[Begin]

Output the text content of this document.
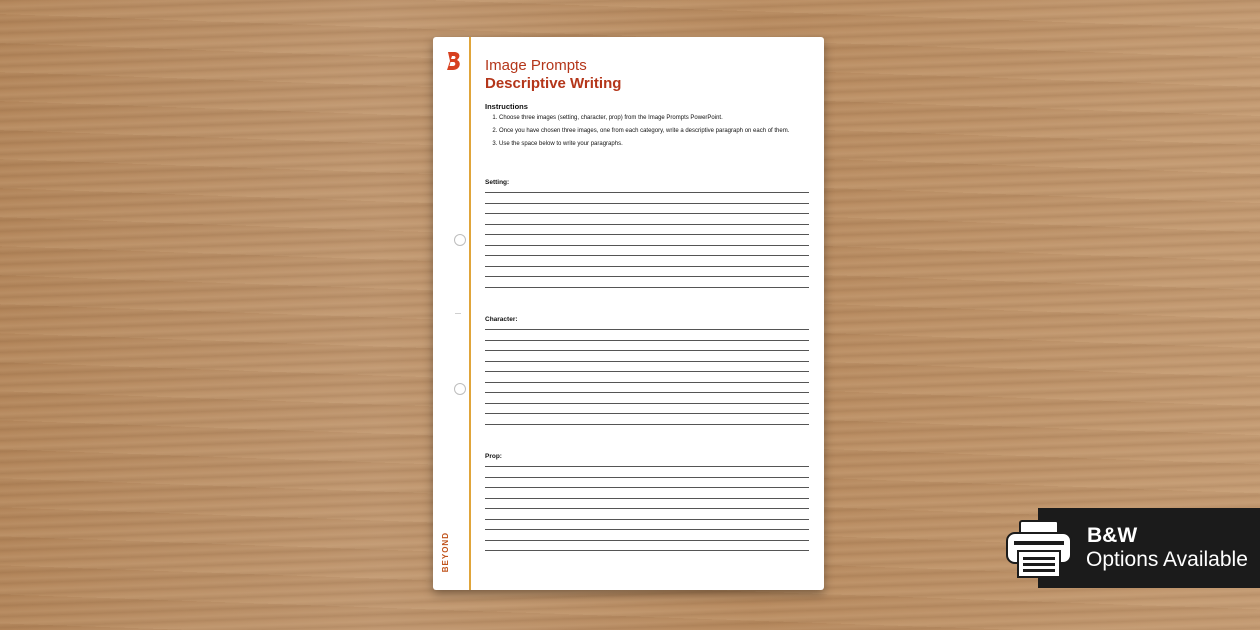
BEYOND

Image Prompts

Descriptive Writing

Instructions
1. Choose three images (setting, character, prop) from the Image Prompts PowerPoint.
2. Once you have chosen three images, one from each category, write a descriptive paragraph on each of them.
3. Use the space below to write your paragraphs.
Setting:
Character:
Prop:
B&W
Options Available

[End]

What you are asked to do
Give only the number of lines in the records that include the word "from".

Answer for this exercise
2